• WHAT YOU WILL DO:
Note each line that includes the word "WithTest". Copy those lines.

(Extracted records)
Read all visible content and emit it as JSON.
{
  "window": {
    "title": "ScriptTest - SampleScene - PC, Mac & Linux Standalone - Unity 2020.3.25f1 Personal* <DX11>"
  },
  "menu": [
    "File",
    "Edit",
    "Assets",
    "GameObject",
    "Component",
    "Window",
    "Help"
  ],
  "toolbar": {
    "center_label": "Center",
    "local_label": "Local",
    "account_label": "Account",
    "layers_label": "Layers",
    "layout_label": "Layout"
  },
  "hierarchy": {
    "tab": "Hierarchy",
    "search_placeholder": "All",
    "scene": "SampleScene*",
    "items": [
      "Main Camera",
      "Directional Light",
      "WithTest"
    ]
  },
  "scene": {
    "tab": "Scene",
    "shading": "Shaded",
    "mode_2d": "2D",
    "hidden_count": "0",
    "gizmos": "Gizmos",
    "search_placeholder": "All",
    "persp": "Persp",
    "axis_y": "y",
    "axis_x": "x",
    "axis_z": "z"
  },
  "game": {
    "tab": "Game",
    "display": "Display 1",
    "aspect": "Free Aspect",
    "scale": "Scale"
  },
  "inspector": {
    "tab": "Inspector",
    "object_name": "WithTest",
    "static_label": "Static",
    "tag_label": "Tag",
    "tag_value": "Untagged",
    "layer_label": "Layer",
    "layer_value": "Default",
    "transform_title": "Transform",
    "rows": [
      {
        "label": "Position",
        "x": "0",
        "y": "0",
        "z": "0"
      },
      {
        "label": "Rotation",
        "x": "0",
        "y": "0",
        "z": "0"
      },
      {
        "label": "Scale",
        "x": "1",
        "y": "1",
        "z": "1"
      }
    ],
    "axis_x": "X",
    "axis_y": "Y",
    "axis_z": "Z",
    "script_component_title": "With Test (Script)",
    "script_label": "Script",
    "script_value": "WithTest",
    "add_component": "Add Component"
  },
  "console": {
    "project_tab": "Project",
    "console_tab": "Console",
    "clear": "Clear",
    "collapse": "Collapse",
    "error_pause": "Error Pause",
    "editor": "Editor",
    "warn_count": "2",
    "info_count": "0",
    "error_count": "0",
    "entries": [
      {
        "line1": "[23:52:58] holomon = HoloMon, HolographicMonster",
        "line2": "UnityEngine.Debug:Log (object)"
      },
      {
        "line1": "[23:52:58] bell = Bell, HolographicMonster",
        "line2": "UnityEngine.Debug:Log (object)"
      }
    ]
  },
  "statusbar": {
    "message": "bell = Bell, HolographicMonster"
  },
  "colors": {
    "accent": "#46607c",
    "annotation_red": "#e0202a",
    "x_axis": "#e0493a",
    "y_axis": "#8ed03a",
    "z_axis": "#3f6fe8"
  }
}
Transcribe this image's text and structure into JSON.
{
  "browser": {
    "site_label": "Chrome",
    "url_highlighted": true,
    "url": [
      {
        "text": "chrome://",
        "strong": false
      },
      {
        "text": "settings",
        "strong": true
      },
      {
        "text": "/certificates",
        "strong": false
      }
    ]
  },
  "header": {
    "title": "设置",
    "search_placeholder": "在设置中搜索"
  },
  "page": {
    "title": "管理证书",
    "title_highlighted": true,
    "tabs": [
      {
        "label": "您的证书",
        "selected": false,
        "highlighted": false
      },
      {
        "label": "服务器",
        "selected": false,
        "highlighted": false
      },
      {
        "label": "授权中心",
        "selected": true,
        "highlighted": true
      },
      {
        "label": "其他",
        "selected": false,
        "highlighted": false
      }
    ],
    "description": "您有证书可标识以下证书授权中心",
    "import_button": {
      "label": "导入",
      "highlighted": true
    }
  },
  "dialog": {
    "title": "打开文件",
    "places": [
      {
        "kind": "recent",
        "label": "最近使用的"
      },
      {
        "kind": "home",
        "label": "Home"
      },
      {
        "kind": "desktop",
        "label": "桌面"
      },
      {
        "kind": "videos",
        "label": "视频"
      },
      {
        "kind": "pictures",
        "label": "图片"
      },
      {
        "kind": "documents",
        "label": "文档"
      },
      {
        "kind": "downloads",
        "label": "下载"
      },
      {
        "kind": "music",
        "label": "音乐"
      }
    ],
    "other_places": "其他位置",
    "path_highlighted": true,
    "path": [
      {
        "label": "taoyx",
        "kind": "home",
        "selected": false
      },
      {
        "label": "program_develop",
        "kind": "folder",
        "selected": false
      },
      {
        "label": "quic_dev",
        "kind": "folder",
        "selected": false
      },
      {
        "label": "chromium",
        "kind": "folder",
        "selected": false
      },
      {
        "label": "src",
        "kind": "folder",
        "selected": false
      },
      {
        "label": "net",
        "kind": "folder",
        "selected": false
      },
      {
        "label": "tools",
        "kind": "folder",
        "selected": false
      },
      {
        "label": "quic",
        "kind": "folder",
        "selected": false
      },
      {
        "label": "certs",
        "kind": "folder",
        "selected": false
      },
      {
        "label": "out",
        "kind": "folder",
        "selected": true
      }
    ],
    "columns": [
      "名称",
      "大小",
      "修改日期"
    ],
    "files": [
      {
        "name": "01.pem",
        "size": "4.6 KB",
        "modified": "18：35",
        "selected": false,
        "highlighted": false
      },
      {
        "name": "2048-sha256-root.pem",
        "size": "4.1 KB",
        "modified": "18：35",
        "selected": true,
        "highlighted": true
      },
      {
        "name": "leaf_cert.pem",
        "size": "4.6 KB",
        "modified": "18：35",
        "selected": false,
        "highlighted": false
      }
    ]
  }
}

• EXERCISE OUTPUT:
      "WithTest"
    "object_name": "WithTest",
    "script_value": "WithTest",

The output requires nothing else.